**AIM OF THE TASK:**
Report, as a bare number, how many lines contain the string "value".

**DATA SHOWN:**
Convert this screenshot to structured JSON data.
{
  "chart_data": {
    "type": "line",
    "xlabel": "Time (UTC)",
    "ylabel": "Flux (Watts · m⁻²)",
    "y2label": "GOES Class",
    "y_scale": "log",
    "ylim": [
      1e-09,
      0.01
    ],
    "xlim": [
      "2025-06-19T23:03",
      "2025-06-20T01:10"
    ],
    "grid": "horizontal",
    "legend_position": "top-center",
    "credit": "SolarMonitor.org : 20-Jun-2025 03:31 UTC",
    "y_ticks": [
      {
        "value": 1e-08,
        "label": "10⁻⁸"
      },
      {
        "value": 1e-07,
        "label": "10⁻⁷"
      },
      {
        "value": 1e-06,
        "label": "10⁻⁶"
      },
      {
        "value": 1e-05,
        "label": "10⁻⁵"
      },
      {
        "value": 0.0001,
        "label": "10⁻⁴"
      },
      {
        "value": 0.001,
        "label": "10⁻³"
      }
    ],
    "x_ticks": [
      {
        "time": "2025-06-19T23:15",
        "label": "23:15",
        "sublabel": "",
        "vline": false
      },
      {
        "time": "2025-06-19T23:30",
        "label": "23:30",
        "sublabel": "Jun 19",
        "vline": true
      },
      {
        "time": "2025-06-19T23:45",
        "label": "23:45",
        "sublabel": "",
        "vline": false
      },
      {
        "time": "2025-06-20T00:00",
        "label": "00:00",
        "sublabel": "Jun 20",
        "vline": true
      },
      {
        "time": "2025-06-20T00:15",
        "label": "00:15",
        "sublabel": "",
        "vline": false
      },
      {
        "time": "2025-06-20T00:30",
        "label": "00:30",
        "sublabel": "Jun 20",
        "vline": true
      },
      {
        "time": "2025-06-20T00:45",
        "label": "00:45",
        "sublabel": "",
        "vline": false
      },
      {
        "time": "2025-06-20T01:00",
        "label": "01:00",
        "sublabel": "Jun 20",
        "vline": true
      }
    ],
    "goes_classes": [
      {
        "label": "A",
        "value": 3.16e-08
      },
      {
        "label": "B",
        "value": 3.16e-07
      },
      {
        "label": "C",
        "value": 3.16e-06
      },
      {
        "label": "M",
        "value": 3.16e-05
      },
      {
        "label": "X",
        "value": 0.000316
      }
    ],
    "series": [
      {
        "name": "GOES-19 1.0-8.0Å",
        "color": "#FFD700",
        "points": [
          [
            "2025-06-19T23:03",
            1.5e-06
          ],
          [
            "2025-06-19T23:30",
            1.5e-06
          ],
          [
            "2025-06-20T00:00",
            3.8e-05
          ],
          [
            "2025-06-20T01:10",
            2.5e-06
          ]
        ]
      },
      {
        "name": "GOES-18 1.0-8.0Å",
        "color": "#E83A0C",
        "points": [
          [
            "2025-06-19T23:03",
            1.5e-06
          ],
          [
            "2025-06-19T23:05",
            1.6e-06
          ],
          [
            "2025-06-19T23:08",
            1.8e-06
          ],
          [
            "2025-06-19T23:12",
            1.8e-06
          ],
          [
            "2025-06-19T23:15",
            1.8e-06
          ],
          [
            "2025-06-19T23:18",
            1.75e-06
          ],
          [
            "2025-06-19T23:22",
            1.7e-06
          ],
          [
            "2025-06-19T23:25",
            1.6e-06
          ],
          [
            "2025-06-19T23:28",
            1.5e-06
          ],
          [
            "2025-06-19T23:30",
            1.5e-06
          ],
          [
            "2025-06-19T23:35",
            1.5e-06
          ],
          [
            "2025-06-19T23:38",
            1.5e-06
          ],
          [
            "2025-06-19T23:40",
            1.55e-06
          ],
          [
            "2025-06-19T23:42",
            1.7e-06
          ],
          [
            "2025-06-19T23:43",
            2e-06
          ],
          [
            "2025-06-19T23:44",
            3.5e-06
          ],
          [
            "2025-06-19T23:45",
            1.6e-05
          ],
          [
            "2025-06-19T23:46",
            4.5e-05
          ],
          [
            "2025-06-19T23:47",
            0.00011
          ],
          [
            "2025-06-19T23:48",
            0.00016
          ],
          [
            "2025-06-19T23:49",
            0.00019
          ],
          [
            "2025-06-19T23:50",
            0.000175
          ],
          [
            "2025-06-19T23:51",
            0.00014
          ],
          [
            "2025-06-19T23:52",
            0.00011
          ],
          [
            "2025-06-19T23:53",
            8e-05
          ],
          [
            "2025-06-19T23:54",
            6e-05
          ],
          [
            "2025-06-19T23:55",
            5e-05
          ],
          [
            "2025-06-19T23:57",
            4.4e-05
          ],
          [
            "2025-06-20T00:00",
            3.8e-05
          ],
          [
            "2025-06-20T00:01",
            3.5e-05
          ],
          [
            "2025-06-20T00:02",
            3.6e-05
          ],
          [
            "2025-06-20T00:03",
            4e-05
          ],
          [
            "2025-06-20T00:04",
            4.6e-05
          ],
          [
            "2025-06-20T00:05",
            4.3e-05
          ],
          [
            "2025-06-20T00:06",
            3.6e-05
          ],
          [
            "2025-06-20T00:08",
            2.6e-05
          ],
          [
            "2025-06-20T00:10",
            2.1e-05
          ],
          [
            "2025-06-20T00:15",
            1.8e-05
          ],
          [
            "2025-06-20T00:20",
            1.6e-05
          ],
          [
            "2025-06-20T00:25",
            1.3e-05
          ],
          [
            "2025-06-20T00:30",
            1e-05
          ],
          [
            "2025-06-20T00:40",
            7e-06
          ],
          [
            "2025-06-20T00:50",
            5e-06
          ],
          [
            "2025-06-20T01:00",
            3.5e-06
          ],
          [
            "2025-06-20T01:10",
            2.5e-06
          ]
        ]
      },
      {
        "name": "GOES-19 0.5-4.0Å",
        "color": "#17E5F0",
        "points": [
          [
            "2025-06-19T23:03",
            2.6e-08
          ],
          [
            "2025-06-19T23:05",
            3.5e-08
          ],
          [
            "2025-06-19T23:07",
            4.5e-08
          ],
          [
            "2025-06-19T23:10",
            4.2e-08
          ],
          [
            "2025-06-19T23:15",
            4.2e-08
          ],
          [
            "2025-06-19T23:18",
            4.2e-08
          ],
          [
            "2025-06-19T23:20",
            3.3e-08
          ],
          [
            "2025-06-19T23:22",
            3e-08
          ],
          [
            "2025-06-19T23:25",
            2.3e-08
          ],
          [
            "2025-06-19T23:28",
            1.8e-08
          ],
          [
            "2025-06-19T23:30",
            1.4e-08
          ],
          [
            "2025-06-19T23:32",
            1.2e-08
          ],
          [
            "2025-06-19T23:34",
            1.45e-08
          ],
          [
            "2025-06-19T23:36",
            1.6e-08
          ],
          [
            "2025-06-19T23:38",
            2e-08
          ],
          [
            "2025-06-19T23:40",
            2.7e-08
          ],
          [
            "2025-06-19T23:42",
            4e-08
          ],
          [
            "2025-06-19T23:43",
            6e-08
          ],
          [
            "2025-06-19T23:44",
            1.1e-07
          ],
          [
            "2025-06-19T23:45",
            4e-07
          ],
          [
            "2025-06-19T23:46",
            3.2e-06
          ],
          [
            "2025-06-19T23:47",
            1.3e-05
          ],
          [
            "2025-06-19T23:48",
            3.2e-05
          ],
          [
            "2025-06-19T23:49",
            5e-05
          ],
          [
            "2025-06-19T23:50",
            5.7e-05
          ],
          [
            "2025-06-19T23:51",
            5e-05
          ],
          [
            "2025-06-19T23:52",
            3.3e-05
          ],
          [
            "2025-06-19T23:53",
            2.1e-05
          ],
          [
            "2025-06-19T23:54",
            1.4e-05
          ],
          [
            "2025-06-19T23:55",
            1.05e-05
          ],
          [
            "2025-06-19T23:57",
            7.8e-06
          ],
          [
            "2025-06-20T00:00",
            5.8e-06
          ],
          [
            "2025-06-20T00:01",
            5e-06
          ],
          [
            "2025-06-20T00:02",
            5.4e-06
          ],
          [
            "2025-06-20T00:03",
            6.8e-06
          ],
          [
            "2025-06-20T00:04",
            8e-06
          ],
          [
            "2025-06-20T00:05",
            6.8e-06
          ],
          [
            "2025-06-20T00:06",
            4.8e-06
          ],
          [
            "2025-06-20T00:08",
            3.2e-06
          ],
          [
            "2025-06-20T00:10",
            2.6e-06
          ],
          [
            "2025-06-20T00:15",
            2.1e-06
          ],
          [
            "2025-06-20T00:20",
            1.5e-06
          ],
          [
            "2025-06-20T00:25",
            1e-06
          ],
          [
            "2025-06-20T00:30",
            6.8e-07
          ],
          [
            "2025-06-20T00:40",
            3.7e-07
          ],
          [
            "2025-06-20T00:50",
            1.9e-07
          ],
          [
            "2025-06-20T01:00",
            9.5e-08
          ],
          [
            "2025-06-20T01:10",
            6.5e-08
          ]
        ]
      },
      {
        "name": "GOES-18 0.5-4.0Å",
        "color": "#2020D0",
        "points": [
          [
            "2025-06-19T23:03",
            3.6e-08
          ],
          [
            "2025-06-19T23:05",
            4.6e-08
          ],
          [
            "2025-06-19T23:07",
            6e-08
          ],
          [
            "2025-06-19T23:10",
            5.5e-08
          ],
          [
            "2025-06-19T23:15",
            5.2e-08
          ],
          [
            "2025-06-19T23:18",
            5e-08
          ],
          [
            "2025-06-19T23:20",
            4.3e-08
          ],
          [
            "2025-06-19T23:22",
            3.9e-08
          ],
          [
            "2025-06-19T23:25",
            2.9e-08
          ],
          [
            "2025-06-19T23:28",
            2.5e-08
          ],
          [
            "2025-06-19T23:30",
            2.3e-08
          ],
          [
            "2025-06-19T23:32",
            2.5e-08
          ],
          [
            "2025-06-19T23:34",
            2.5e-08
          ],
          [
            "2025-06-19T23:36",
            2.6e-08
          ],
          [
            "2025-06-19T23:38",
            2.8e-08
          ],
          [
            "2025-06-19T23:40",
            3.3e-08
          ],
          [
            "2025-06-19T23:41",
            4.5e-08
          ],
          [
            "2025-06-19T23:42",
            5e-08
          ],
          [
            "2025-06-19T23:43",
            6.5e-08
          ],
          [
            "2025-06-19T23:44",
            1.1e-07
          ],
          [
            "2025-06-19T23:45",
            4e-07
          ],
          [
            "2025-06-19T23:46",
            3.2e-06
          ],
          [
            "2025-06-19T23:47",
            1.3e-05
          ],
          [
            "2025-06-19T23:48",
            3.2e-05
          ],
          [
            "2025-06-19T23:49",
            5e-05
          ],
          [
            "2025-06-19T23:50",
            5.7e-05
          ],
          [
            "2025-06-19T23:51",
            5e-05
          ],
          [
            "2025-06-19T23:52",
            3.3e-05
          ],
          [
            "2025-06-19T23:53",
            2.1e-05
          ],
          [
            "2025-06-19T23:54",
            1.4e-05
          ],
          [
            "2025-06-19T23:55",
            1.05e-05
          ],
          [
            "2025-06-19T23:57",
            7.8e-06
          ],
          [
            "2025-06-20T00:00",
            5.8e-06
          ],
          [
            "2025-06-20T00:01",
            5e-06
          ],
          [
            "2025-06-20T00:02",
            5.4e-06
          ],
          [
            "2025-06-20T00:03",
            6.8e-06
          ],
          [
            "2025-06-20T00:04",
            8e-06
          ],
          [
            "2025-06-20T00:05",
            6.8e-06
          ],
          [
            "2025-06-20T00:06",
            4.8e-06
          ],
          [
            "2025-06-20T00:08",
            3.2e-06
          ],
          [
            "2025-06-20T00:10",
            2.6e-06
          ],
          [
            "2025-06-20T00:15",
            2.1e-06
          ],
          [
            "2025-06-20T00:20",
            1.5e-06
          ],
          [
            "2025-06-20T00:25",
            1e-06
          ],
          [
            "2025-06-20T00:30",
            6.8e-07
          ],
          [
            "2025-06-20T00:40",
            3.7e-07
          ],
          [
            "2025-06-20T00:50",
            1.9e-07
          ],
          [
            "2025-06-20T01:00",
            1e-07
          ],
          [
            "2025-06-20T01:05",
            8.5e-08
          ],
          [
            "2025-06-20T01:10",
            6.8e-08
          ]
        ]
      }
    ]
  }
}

**WRITTEN SOLUTION:**
11